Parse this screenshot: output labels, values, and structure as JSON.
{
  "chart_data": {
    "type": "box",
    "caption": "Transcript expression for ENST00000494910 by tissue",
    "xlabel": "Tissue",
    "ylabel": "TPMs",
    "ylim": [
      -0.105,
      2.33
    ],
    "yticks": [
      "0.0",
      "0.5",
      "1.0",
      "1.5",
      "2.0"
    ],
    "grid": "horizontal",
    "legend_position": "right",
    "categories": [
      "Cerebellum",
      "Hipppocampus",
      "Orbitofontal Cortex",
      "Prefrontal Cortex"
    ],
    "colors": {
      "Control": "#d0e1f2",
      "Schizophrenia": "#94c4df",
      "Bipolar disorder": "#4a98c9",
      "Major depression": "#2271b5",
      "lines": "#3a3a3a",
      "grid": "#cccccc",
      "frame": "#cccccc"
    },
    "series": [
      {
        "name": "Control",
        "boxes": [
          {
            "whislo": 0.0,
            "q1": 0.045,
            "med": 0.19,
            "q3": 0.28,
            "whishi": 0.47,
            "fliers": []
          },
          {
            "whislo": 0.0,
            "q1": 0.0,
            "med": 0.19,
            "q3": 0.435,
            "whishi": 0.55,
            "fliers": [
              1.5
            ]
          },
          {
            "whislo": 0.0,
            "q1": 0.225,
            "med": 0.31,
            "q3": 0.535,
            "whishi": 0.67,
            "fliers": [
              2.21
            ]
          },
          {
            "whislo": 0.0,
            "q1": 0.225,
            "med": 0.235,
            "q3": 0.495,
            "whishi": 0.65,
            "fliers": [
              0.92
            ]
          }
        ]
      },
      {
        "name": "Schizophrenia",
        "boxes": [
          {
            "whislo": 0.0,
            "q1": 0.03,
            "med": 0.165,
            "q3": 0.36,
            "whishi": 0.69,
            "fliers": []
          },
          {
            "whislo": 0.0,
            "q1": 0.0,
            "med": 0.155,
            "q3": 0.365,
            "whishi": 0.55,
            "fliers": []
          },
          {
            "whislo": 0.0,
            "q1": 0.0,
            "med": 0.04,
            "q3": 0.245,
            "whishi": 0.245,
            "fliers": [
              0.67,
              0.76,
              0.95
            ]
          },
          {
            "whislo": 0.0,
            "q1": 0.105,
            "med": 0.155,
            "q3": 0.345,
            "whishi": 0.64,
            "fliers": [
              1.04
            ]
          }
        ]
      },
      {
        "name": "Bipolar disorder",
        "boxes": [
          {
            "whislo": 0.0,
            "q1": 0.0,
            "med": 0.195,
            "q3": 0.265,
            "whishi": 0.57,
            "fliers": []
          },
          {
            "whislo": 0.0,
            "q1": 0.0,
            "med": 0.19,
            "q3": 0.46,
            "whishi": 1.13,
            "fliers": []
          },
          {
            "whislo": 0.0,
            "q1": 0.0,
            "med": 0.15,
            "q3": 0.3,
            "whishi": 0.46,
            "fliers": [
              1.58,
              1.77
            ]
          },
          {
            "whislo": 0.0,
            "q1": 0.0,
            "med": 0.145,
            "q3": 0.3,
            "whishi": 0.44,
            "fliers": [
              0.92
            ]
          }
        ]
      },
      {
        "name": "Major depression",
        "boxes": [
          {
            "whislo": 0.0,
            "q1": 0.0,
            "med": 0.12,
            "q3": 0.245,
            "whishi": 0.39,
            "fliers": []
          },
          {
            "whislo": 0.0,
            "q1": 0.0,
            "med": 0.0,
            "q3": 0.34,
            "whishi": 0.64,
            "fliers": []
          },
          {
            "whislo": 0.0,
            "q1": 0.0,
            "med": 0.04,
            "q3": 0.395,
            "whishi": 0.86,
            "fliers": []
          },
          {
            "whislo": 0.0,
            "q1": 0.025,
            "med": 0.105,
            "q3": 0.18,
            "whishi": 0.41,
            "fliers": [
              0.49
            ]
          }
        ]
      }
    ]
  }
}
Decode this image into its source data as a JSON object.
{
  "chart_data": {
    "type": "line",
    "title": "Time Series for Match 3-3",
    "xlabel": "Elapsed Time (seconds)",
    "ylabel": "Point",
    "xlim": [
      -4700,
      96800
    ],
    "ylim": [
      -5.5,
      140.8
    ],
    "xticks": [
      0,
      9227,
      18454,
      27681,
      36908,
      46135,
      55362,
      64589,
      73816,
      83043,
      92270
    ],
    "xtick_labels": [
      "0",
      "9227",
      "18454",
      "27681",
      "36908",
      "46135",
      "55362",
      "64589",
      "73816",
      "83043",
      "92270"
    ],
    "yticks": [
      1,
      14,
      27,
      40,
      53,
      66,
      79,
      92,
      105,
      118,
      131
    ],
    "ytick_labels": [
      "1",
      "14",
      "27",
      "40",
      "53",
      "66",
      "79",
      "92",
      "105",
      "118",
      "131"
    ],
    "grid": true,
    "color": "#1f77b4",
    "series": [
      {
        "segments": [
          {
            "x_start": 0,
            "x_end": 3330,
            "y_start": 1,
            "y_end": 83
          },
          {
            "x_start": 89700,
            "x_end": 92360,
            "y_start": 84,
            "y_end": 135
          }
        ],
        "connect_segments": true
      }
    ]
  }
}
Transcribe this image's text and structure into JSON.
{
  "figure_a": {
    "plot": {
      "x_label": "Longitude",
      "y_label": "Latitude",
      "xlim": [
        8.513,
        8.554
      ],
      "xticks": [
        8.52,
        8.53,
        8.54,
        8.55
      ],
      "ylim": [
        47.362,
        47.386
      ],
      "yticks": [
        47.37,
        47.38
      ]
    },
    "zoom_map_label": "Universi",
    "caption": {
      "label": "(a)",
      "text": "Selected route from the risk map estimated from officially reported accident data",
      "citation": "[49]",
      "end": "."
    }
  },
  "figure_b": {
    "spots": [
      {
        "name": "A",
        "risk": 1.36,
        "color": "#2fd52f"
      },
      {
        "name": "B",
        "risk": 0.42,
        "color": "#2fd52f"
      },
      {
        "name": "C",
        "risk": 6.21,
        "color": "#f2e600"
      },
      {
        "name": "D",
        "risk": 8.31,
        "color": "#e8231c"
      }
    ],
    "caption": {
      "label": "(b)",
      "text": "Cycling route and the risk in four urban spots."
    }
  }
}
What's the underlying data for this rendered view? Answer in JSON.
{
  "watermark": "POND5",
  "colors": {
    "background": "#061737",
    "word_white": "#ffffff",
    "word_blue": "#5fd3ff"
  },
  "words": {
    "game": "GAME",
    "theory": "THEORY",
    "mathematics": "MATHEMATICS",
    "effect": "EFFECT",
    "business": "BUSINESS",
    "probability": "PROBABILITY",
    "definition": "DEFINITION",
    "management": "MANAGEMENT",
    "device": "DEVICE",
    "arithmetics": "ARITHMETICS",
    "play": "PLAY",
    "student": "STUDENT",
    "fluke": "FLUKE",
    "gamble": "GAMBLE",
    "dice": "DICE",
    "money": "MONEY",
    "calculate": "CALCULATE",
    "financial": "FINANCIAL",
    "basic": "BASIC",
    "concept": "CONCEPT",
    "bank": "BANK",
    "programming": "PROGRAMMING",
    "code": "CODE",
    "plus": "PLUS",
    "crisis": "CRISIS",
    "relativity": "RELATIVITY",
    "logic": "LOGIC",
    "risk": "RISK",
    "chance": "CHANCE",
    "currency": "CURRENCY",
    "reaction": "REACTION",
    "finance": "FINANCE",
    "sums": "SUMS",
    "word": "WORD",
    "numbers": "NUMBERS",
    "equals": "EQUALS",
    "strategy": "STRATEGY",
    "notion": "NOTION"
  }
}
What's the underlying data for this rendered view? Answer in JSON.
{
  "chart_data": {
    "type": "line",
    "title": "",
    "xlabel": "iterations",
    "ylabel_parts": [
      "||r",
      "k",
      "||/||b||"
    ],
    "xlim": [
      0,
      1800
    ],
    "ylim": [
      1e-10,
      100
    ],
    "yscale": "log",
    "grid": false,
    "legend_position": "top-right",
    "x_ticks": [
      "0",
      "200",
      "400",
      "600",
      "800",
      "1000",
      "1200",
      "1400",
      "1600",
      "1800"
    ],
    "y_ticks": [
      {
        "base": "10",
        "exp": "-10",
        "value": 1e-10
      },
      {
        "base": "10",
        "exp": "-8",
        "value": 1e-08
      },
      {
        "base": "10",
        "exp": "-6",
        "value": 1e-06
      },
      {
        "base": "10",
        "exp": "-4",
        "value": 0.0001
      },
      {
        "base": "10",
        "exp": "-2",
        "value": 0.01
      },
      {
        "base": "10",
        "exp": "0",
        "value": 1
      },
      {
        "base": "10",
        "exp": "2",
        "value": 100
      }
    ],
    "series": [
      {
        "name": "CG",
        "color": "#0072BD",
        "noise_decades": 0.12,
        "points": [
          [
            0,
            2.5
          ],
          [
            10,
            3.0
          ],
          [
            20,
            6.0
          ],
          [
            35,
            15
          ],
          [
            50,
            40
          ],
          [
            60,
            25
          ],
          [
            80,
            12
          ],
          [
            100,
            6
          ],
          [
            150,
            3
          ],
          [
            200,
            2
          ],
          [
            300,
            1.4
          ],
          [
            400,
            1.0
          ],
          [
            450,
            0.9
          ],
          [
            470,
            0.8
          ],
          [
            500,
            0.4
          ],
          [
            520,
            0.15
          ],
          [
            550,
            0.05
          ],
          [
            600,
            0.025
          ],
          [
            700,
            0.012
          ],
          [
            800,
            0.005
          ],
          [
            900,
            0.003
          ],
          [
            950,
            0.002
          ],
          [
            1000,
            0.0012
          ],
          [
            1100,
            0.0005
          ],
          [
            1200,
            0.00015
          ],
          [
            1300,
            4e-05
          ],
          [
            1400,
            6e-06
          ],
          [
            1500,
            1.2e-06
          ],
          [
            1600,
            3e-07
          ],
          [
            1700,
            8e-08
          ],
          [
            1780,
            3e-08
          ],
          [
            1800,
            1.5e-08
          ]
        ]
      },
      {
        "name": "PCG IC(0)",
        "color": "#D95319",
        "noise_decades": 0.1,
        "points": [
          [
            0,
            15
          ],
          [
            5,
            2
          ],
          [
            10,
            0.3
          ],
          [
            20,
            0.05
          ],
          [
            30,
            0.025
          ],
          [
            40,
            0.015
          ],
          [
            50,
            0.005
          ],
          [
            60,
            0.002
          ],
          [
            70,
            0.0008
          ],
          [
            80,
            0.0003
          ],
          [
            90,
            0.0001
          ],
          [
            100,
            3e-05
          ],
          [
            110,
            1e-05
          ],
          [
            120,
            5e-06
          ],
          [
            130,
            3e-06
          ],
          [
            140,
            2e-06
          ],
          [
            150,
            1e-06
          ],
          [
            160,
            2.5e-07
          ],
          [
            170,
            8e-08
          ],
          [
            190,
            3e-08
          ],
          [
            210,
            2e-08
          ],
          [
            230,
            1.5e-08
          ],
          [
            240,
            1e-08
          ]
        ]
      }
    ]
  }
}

##############################

◆ **PROBLEM DESCRIPTION**:
Scan the material above. Return every line containing the string "image".

◆ **RESULT FOR THIS TASK**:
Decode this image into its source data as a JSON object.
Transcribe this image's text and structure into JSON.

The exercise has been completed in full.